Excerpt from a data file
* START *

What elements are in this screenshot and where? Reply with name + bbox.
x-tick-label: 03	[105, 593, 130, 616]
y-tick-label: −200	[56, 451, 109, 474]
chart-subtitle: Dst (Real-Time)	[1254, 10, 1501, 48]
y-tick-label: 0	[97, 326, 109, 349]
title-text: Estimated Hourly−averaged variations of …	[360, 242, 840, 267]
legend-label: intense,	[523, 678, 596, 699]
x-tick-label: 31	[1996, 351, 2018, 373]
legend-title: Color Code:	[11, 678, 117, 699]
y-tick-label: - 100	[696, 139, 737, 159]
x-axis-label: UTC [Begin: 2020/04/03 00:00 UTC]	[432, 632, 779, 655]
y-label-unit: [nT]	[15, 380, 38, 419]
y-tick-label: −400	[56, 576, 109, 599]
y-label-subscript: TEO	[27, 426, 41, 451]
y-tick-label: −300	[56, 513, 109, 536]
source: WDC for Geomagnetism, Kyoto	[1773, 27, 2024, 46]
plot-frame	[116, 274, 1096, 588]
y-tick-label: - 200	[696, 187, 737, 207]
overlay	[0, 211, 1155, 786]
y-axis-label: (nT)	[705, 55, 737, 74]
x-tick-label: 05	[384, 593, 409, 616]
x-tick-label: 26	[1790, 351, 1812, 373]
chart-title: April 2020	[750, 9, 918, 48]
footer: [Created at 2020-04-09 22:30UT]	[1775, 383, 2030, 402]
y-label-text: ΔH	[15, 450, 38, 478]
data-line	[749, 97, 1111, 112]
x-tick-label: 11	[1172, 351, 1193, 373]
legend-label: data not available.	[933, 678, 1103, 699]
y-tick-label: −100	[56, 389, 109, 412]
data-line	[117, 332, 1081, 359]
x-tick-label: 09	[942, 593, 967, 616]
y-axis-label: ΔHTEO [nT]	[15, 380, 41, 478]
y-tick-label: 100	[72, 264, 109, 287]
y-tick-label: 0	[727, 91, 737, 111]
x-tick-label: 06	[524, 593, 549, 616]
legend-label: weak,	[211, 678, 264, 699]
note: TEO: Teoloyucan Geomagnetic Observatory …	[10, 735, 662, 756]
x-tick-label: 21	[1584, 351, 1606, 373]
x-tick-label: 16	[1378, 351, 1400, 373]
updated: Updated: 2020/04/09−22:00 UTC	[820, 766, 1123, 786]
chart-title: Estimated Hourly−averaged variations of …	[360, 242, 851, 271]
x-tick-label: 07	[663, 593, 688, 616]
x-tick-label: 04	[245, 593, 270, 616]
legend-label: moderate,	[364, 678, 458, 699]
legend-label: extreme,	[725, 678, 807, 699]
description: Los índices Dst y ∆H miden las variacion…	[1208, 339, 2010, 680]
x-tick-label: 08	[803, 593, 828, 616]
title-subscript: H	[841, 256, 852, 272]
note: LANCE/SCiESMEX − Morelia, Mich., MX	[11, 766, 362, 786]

* END *

#### Work to be completed
Render every line above as a numbered list, skipping any blank lines.

#### The reply
1. What elements are in this screenshot and where? Reply with name + bbox.
2. x-tick-label: 03	[105, 593, 130, 616]
3. y-tick-label: −200	[56, 451, 109, 474]
4. chart-subtitle: Dst (Real-Time)	[1254, 10, 1501, 48]
5. y-tick-label: 0	[97, 326, 109, 349]
6. title-text: Estimated Hourly−averaged variations of …	[360, 242, 840, 267]
7. legend-label: intense,	[523, 678, 596, 699]
8. x-tick-label: 31	[1996, 351, 2018, 373]
9. legend-title: Color Code:	[11, 678, 117, 699]
10. y-tick-label: - 100	[696, 139, 737, 159]
11. x-axis-label: UTC [Begin: 2020/04/03 00:00 UTC]	[432, 632, 779, 655]
12. y-label-unit: [nT]	[15, 380, 38, 419]
13. y-tick-label: −400	[56, 576, 109, 599]
14. y-label-subscript: TEO	[27, 426, 41, 451]
15. y-tick-label: −300	[56, 513, 109, 536]
16. source: WDC for Geomagnetism, Kyoto	[1773, 27, 2024, 46]
17. plot-frame	[116, 274, 1096, 588]
18. y-tick-label: - 200	[696, 187, 737, 207]
19. overlay	[0, 211, 1155, 786]
20. y-axis-label: (nT)	[705, 55, 737, 74]
21. x-tick-label: 05	[384, 593, 409, 616]
22. x-tick-label: 26	[1790, 351, 1812, 373]
23. chart-title: April 2020	[750, 9, 918, 48]
24. footer: [Created at 2020-04-09 22:30UT]	[1775, 383, 2030, 402]
25. y-label-text: ΔH	[15, 450, 38, 478]
26. data-line	[749, 97, 1111, 112]
27. x-tick-label: 11	[1172, 351, 1193, 373]
28. legend-label: data not available.	[933, 678, 1103, 699]
29. y-tick-label: −100	[56, 389, 109, 412]
30. data-line	[117, 332, 1081, 359]
31. x-tick-label: 09	[942, 593, 967, 616]
32. y-axis-label: ΔHTEO [nT]	[15, 380, 41, 478]
33. y-tick-label: 100	[72, 264, 109, 287]
34. y-tick-label: 0	[727, 91, 737, 111]
35. x-tick-label: 06	[524, 593, 549, 616]
36. legend-label: weak,	[211, 678, 264, 699]
37. note: TEO: Teoloyucan Geomagnetic Observatory …	[10, 735, 662, 756]
38. x-tick-label: 21	[1584, 351, 1606, 373]
39. x-tick-label: 16	[1378, 351, 1400, 373]
40. updated: Updated: 2020/04/09−22:00 UTC	[820, 766, 1123, 786]
41. chart-title: Estimated Hourly−averaged variations of …	[360, 242, 851, 271]
42. x-tick-label: 07	[663, 593, 688, 616]
43. x-tick-label: 04	[245, 593, 270, 616]
44. legend-label: moderate,	[364, 678, 458, 699]
45. legend-label: extreme,	[725, 678, 807, 699]
46. description: Los índices Dst y ∆H miden las variacion…	[1208, 339, 2010, 680]
47. x-tick-label: 08	[803, 593, 828, 616]
48. title-subscript: H	[841, 256, 852, 272]
49. note: LANCE/SCiESMEX − Morelia, Mich., MX	[11, 766, 362, 786]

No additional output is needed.